Task requirements:
In the entries that follow, how many lines hold the string "this"? Give only that number.

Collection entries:
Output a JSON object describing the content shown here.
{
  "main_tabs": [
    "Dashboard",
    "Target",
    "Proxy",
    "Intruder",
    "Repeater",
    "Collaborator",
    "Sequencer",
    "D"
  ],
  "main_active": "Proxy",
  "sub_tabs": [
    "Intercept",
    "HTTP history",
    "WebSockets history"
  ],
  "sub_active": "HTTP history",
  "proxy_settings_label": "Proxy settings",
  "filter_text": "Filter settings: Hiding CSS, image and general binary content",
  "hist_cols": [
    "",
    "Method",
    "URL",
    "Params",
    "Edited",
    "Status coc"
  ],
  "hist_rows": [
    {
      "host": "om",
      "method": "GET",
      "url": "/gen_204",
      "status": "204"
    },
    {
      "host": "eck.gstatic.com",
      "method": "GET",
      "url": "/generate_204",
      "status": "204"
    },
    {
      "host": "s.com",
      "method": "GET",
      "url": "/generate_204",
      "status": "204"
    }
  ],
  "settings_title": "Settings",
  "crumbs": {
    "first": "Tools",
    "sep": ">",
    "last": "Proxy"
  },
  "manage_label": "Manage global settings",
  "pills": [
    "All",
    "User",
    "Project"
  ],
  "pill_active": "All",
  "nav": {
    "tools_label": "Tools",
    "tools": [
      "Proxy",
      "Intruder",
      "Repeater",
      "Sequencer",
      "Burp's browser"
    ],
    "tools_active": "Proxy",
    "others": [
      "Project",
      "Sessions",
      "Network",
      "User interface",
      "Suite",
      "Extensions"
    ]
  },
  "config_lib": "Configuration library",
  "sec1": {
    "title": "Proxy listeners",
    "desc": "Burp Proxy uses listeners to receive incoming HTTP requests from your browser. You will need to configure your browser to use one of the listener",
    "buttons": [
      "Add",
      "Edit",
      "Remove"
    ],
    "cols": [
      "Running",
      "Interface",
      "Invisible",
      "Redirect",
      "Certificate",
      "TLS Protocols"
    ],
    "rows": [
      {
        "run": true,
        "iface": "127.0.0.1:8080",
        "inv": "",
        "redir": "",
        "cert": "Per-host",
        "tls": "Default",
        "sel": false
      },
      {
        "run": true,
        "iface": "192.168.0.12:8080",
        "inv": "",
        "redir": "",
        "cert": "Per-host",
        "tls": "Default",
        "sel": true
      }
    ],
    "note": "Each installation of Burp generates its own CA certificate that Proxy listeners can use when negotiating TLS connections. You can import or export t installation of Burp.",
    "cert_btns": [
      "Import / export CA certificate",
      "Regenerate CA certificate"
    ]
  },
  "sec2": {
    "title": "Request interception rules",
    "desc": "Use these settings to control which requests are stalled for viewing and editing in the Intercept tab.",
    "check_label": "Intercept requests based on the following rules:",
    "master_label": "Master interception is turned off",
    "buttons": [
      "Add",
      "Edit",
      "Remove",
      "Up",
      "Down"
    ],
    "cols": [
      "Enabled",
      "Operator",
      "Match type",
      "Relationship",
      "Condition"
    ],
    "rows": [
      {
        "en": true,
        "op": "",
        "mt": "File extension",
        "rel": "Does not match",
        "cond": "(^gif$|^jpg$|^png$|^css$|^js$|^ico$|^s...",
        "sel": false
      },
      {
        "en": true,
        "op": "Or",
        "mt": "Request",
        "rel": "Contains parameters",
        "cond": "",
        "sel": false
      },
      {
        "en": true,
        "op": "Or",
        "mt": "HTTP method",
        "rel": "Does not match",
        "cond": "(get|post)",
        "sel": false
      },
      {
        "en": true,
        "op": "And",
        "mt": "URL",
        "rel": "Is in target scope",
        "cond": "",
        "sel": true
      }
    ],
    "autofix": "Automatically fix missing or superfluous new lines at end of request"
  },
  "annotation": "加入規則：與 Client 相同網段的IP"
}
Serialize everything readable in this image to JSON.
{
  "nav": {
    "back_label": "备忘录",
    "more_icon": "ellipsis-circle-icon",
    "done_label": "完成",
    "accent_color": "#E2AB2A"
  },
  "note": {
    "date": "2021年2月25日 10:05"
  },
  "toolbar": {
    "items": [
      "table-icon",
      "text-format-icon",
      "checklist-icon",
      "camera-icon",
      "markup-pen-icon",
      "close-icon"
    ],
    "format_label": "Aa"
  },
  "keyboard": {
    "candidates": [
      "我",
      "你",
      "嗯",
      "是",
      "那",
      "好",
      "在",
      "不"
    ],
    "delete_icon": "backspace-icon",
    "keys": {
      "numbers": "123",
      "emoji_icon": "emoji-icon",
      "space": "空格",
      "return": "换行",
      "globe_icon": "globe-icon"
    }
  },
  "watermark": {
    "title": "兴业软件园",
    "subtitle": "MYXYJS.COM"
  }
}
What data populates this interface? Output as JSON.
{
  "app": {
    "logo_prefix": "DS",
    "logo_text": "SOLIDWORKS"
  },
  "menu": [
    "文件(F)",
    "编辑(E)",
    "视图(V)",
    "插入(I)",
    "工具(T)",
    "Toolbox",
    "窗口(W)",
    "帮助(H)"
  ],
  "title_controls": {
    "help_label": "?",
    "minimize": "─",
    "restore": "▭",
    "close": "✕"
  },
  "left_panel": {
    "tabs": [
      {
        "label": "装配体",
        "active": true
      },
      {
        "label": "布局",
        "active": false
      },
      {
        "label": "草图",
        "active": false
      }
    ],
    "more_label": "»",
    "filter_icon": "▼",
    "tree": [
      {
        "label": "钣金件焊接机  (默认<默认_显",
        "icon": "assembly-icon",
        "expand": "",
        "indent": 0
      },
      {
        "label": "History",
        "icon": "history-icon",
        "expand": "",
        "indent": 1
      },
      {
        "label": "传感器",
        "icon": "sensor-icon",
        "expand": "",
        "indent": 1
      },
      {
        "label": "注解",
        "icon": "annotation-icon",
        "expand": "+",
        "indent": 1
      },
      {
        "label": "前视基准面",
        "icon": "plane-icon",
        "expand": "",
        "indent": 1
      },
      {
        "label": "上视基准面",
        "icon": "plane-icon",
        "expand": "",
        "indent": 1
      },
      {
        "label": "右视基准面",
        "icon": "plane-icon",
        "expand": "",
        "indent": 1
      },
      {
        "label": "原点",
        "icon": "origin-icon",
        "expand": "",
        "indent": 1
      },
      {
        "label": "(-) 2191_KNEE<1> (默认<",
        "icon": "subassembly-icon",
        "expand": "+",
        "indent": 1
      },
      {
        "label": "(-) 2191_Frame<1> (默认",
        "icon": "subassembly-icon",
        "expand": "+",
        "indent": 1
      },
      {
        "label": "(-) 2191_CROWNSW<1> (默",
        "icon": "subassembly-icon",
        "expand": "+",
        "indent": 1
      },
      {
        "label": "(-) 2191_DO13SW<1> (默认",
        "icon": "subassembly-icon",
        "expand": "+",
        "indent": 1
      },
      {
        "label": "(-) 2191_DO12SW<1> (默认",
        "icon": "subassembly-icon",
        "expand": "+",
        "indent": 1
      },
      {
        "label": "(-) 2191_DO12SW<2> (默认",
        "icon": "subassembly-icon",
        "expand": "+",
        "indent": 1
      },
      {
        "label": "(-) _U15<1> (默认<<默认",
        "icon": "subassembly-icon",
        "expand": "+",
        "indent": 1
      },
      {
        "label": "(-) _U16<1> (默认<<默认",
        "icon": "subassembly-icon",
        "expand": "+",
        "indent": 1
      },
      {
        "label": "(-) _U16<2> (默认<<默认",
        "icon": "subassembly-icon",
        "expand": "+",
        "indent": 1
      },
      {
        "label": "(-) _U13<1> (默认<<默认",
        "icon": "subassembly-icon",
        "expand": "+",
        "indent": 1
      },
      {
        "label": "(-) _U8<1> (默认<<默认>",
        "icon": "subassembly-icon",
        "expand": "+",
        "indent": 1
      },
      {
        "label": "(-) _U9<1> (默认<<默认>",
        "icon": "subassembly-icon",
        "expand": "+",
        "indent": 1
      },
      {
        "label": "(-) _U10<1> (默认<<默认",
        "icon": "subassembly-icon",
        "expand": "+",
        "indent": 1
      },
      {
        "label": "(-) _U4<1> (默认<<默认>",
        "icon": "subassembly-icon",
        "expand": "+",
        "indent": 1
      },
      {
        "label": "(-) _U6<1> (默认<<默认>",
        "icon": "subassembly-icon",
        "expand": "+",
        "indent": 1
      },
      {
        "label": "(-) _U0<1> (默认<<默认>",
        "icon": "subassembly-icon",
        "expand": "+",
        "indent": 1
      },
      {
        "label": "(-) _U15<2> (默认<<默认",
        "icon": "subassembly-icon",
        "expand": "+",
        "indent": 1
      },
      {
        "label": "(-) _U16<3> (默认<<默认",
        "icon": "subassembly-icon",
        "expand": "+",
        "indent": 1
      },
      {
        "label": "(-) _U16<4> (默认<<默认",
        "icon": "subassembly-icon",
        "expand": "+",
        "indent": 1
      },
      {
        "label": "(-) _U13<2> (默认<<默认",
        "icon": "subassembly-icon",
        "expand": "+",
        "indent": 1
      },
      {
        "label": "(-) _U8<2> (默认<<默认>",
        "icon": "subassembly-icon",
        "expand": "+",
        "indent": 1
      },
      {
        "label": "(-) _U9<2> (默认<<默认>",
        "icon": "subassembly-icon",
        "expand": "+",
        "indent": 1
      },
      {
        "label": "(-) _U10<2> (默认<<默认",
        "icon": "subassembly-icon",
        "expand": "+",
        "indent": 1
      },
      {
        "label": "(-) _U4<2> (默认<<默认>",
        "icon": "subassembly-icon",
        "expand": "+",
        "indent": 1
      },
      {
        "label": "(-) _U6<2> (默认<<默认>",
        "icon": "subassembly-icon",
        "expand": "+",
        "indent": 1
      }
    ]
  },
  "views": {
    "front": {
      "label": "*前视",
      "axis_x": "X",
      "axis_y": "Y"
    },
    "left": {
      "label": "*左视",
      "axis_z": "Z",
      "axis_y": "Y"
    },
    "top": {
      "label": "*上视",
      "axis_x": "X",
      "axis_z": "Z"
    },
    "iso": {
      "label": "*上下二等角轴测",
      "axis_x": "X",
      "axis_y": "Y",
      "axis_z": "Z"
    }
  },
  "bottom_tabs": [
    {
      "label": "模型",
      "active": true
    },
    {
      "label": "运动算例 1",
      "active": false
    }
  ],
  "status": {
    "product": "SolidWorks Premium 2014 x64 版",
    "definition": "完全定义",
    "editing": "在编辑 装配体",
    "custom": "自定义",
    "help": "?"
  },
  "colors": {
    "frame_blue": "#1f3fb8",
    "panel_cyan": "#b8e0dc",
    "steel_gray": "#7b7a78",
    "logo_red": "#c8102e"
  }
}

Worked solution:
2